__DIRECTIONS__: Identify the lines that contain the string "ทยาล", then copy each of them.

__PROVIDED RECORDS__:
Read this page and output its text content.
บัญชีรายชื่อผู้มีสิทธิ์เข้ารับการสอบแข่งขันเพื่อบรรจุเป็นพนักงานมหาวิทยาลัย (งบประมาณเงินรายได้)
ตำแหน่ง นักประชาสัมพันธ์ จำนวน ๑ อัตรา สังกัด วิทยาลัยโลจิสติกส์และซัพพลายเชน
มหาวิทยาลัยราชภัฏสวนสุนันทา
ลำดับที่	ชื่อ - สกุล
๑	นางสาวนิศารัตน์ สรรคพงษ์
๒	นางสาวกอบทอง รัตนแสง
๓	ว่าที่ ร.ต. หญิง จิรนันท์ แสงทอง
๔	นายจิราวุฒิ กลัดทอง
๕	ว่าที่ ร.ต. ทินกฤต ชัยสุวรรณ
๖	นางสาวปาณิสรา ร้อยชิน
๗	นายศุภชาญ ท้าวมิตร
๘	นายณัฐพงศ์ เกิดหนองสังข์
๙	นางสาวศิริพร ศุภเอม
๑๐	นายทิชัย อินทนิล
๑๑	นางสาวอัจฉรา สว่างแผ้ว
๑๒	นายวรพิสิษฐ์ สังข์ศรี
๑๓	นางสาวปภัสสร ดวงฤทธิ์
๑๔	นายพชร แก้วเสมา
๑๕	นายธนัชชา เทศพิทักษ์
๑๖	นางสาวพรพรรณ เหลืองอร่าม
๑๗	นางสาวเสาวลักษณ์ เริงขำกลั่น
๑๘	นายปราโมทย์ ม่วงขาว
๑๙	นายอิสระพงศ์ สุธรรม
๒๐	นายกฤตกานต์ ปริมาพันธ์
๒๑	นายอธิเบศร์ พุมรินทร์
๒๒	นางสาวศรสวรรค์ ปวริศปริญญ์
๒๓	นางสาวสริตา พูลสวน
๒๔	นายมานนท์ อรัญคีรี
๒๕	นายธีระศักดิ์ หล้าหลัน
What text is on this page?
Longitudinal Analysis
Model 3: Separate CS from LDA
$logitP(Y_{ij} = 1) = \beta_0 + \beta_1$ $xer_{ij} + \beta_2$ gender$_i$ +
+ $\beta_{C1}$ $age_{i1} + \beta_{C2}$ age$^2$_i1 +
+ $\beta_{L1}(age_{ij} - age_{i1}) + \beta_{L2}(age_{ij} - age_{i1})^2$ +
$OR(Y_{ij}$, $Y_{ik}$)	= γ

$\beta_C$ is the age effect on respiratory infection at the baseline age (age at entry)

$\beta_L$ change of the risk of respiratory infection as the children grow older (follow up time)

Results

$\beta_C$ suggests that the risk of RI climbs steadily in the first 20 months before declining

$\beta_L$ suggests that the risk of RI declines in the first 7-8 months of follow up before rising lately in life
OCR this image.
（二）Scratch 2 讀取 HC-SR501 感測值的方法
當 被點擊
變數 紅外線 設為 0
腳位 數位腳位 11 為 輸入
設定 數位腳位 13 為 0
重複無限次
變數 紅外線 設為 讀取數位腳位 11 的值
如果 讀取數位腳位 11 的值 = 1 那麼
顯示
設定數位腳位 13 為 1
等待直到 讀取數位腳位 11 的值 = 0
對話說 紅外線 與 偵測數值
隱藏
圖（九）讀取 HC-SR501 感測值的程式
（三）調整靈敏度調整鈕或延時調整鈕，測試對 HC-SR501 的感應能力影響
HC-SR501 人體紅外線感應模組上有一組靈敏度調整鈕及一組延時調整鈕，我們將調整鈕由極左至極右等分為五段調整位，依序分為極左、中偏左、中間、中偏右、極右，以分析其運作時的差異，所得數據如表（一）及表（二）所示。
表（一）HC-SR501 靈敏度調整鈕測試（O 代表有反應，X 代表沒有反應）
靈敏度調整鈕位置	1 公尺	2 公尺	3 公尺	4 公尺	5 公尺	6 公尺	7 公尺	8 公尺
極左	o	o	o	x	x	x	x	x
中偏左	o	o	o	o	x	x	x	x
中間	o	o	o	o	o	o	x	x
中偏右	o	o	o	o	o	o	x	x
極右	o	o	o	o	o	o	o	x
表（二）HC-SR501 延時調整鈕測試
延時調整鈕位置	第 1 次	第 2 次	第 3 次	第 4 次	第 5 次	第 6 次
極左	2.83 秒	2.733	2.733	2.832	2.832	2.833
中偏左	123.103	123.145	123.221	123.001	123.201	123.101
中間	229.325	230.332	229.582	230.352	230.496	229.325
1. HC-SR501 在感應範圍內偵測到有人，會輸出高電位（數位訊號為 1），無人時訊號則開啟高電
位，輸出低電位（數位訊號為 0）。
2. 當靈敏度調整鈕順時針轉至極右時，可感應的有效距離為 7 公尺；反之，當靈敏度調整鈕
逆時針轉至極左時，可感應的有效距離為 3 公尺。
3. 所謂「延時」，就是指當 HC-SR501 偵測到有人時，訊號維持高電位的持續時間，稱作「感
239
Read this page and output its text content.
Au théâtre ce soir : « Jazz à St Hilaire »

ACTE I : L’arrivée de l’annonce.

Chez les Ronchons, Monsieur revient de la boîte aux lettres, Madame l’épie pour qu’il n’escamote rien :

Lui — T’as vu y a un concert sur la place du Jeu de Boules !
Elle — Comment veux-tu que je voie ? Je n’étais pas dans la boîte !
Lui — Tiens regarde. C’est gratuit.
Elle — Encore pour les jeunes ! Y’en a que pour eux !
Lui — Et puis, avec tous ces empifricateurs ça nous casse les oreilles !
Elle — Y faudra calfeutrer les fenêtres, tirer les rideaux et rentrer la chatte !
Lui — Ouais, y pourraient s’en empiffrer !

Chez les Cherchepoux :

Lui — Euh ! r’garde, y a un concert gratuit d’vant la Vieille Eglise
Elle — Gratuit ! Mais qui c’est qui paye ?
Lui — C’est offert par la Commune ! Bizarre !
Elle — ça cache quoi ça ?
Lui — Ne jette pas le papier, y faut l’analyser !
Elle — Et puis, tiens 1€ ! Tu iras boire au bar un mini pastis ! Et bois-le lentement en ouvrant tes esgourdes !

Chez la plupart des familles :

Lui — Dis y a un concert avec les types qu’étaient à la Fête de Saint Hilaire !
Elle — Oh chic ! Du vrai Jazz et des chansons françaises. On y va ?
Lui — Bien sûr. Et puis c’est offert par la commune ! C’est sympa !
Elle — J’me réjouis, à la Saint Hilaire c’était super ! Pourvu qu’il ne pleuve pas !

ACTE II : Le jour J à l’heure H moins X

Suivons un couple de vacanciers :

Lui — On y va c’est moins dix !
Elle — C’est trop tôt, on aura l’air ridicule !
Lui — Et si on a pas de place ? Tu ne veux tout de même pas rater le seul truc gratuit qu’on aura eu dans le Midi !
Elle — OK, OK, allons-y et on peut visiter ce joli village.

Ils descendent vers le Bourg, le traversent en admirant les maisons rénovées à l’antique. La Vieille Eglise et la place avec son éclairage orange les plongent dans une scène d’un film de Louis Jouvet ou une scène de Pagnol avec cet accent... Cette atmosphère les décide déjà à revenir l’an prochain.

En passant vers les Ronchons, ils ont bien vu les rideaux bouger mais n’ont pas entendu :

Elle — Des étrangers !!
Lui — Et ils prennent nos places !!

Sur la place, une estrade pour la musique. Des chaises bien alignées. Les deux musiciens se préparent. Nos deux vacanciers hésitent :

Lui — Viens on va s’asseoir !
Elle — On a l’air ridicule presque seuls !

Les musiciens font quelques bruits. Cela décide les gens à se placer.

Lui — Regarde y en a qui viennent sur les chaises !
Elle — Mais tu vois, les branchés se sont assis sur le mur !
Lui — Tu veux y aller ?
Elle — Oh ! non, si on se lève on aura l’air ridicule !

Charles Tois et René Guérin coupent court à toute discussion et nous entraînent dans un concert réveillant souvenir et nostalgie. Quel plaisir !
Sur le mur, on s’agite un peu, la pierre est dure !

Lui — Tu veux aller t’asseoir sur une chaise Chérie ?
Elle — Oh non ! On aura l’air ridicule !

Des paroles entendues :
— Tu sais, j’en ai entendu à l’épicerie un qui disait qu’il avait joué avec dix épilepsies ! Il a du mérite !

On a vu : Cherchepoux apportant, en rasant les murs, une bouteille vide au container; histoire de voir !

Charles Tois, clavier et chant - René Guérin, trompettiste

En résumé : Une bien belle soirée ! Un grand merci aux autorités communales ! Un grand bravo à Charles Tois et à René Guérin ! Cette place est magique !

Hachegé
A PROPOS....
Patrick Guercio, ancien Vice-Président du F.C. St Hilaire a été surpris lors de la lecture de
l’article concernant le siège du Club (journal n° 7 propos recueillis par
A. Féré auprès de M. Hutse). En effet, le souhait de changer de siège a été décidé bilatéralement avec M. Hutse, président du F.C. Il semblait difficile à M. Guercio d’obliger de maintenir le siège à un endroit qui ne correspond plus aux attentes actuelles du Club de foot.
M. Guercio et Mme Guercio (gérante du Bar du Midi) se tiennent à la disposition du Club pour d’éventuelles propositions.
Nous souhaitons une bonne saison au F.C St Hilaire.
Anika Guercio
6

__REPLY__:
บัญชีรายชื่อผู้มีสิทธิ์เข้ารับการสอบแข่งขันเพื่อบรรจุเป็นพนักงานมหาวิทยาลัย (งบประมาณเงินรายได้)
ตำแหน่ง นักประชาสัมพันธ์ จำนวน ๑ อัตรา สังกัด วิทยาลัยโลจิสติกส์และซัพพลายเชน
มหาวิทยาลัยราชภัฏสวนสุนันทา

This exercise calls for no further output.